Short task: Copy out all of the material exactly as presented.

Records for the task:

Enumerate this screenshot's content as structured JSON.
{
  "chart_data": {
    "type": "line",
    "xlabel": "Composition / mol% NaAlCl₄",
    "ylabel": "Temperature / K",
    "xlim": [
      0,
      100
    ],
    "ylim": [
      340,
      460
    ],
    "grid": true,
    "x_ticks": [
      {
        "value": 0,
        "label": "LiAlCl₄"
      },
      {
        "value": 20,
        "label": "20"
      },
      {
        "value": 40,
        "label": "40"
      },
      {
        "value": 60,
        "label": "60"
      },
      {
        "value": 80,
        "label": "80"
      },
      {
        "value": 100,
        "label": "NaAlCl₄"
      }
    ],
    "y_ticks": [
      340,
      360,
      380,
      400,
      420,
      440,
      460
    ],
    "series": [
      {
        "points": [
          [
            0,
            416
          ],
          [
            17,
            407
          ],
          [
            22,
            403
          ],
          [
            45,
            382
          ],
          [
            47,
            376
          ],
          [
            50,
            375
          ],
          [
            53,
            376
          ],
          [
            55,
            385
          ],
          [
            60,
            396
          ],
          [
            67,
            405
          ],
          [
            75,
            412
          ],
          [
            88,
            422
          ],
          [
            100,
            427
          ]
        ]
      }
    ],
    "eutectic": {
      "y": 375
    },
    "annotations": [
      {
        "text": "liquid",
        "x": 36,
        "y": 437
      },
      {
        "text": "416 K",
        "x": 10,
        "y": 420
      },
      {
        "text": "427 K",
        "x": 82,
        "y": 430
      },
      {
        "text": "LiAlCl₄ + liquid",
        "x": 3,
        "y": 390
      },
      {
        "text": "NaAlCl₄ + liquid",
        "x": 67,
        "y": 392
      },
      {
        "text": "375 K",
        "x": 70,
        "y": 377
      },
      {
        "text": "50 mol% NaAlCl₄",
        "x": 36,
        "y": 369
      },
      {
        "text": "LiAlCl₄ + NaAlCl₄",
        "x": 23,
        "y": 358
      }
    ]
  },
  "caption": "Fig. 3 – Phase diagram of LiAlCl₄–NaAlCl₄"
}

Full response:
Enumerate this screenshot's content as structured JSON.
{
  "chart_data": {
    "type": "line",
    "xlabel": "Composition / mol% NaAlCl₄",
    "ylabel": "Temperature / K",
    "xlim": [
      0,
      100
    ],
    "ylim": [
      340,
      460
    ],
    "grid": true,
    "x_ticks": [
      {
        "value": 0,
        "label": "LiAlCl₄"
      },
      {
        "value": 20,
        "label": "20"
      },
      {
        "value": 40,
        "label": "40"
      },
      {
        "value": 60,
        "label": "60"
      },
      {
        "value": 80,
        "label": "80"
      },
      {
        "value": 100,
        "label": "NaAlCl₄"
      }
    ],
    "y_ticks": [
      340,
      360,
      380,
      400,
      420,
      440,
      460
    ],
    "series": [
      {
        "points": [
          [
            0,
            416
          ],
          [
            17,
            407
          ],
          [
            22,
            403
          ],
          [
            45,
            382
          ],
          [
            47,
            376
          ],
          [
            50,
            375
          ],
          [
            53,
            376
          ],
          [
            55,
            385
          ],
          [
            60,
            396
          ],
          [
            67,
            405
          ],
          [
            75,
            412
          ],
          [
            88,
            422
          ],
          [
            100,
            427
          ]
        ]
      }
    ],
    "eutectic": {
      "y": 375
    },
    "annotations": [
      {
        "text": "liquid",
        "x": 36,
        "y": 437
      },
      {
        "text": "416 K",
        "x": 10,
        "y": 420
      },
      {
        "text": "427 K",
        "x": 82,
        "y": 430
      },
      {
        "text": "LiAlCl₄ + liquid",
        "x": 3,
        "y": 390
      },
      {
        "text": "NaAlCl₄ + liquid",
        "x": 67,
        "y": 392
      },
      {
        "text": "375 K",
        "x": 70,
        "y": 377
      },
      {
        "text": "50 mol% NaAlCl₄",
        "x": 36,
        "y": 369
      },
      {
        "text": "LiAlCl₄ + NaAlCl₄",
        "x": 23,
        "y": 358
      }
    ]
  },
  "caption": "Fig. 3 – Phase diagram of LiAlCl₄–NaAlCl₄"
}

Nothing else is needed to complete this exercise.